* **What you should do**:
Copy the listing verbatim, excluding any images found in it.

-------- Provided records --------

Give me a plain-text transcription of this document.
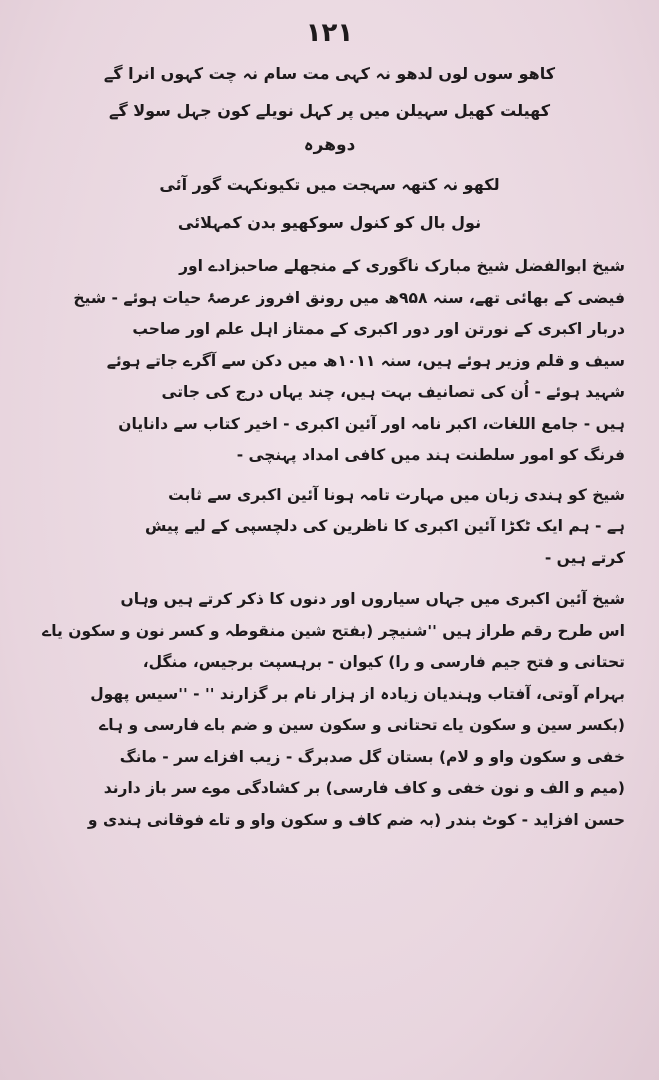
۱۲۱
کاهو سوں لوں لدھو نہ کہی مت سام نہ چت کہوں انرا گے
کھیلت کھیل سہیلن میں پر کہل نویلے کون جہل سولا گے
دوھرہ
لکھو نہ کتھہ سہجت میں تکیونکہت گور آئی
نول بال کو کنول سوکھیو بدن کمہلائی
شیخ ابوالفضل شیخ مبارک ناگوری کے منجھلے صاحبزادے اور
فیضی کے بھائی تھے، سنہ ۹۵۸ھ میں رونق افروز عرصۂ حیات ہوئے - شیخ
دربار اکبری کے نورتن اور دور اکبری کے ممتاز اہل علم اور صاحب
سیف و قلم وزیر ہوئے ہیں، سنہ ۱۰۱۱ھ میں دکن سے آگرے جاتے ہوئے
شہید ہوئے - اُن کی تصانیف بہت ہیں، چند یہاں درج کی جاتی
ہیں - جامع اللغات، اکبر نامہ اور آئین اکبری - اخیر کتاب سے دانایان
فرنگ کو امور سلطنت ہند میں کافی امداد پہنچی -
شیخ کو ہندی زبان میں مہارت تامہ ہونا آئین اکبری سے ثابت
ہے - ہم ایک ٹکڑا آئین اکبری کا ناظرین کی دلچسپی کے لیے پیش
کرتے ہیں -
شیخ آئین اکبری میں جہاں سیاروں اور دنوں کا ذکر کرتے ہیں وہاں
اس طرح رقم طراز ہیں ''شنیچر (بفتح شین منقوطہ و کسر نون و سکون یاے
تحتانی و فتح جیم فارسی و را) کیوان - برہسپت برجیس، منگل،
بہرام آوتی، آفتاب وہندیان زیادہ از ہزار نام بر گزارند '' - ''سیس پھول
(بکسر سین و سکون یاے تحتانی و سکون سین و ضم باے فارسی و ہاے
خفی و سکون واو و لام) بستان گل صدبرگ - زیب افزاے سر - مانگ
(میم و الف و نون خفی و کاف فارسی) بر کشادگی موے سر باز دارند
حسن افزاید - کوٹ بندر (بہ ضم کاف و سکون واو و تاے فوقانی ہندی و
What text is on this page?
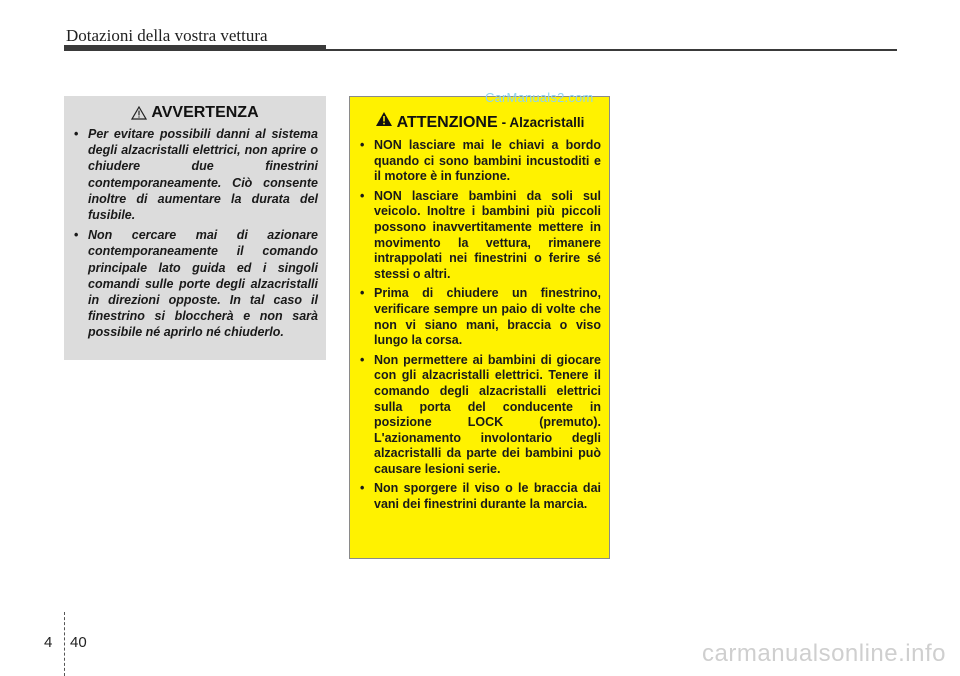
Dotazioni della vostra vettura
AVVERTENZA
• Per evitare possibili danni al sistema degli alzacristalli elettrici, non aprire o chiudere due finestrini contemporaneamente. Ciò consente inoltre di aumentare la durata del fusibile.
• Non cercare mai di azionare contemporaneamente il comando principale lato guida ed i singoli comandi sulle porte degli alzacristalli in direzioni opposte. In tal caso il finestrino si bloccherà e non sarà possibile né aprirlo né chiuderlo.
ATTENZIONE - Alzacristalli
• NON lasciare mai le chiavi a bordo quando ci sono bambini incustoditi e il motore è in funzione.
• NON lasciare bambini da soli sul veicolo. Inoltre i bambini più piccoli possono inavvertitamente mettere in movimento la vettura, rimanere intrappolati nei finestrini o ferire sé stessi o altri.
• Prima di chiudere un finestrino, verificare sempre un paio di volte che non vi siano mani, braccia o viso lungo la corsa.
• Non permettere ai bambini di giocare con gli alzacristalli elettrici. Tenere il comando degli alzacristalli elettrici sulla porta del conducente in posizione LOCK (premuto). L'azionamento involontario degli alzacristalli da parte dei bambini può causare lesioni serie.
• Non sporgere il viso o le braccia dai vani dei finestrini durante la marcia.
CarManuals2.com
4 40	carmanualsonline.info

--------

* **Solution**:
Give me a plain-text transcription of this document.
۱۲۱
کاهو سوں لوں لدھو نہ کہی مت سام نہ چت کہوں انرا گے
کھیلت کھیل سہیلن میں پر کہل نویلے کون جہل سولا گے
دوھرہ
لکھو نہ کتھہ سہجت میں تکیونکہت گور آئی
نول بال کو کنول سوکھیو بدن کمہلائی
شیخ ابوالفضل شیخ مبارک ناگوری کے منجھلے صاحبزادے اور
فیضی کے بھائی تھے، سنہ ۹۵۸ھ میں رونق افروز عرصۂ حیات ہوئے - شیخ
دربار اکبری کے نورتن اور دور اکبری کے ممتاز اہل علم اور صاحب
سیف و قلم وزیر ہوئے ہیں، سنہ ۱۰۱۱ھ میں دکن سے آگرے جاتے ہوئے
شہید ہوئے - اُن کی تصانیف بہت ہیں، چند یہاں درج کی جاتی
ہیں - جامع اللغات، اکبر نامہ اور آئین اکبری - اخیر کتاب سے دانایان
فرنگ کو امور سلطنت ہند میں کافی امداد پہنچی -
شیخ کو ہندی زبان میں مہارت تامہ ہونا آئین اکبری سے ثابت
ہے - ہم ایک ٹکڑا آئین اکبری کا ناظرین کی دلچسپی کے لیے پیش
کرتے ہیں -
شیخ آئین اکبری میں جہاں سیاروں اور دنوں کا ذکر کرتے ہیں وہاں
اس طرح رقم طراز ہیں ''شنیچر (بفتح شین منقوطہ و کسر نون و سکون یاے
تحتانی و فتح جیم فارسی و را) کیوان - برہسپت برجیس، منگل،
بہرام آوتی، آفتاب وہندیان زیادہ از ہزار نام بر گزارند '' - ''سیس پھول
(بکسر سین و سکون یاے تحتانی و سکون سین و ضم باے فارسی و ہاے
خفی و سکون واو و لام) بستان گل صدبرگ - زیب افزاے سر - مانگ
(میم و الف و نون خفی و کاف فارسی) بر کشادگی موے سر باز دارند
حسن افزاید - کوٹ بندر (بہ ضم کاف و سکون واو و تاے فوقانی ہندی و
What text is on this page?
Dotazioni della vostra vettura
AVVERTENZA
• Per evitare possibili danni al sistema degli alzacristalli elettrici, non aprire o chiudere due finestrini contemporaneamente. Ciò consente inoltre di aumentare la durata del fusibile.
• Non cercare mai di azionare contemporaneamente il comando principale lato guida ed i singoli comandi sulle porte degli alzacristalli in direzioni opposte. In tal caso il finestrino si bloccherà e non sarà possibile né aprirlo né chiuderlo.
ATTENZIONE - Alzacristalli
• NON lasciare mai le chiavi a bordo quando ci sono bambini incustoditi e il motore è in funzione.
• NON lasciare bambini da soli sul veicolo. Inoltre i bambini più piccoli possono inavvertitamente mettere in movimento la vettura, rimanere intrappolati nei finestrini o ferire sé stessi o altri.
• Prima di chiudere un finestrino, verificare sempre un paio di volte che non vi siano mani, braccia o viso lungo la corsa.
• Non permettere ai bambini di giocare con gli alzacristalli elettrici. Tenere il comando degli alzacristalli elettrici sulla porta del conducente in posizione LOCK (premuto). L'azionamento involontario degli alzacristalli da parte dei bambini può causare lesioni serie.
• Non sporgere il viso o le braccia dai vani dei finestrini durante la marcia.
CarManuals2.com
4 40	carmanualsonline.info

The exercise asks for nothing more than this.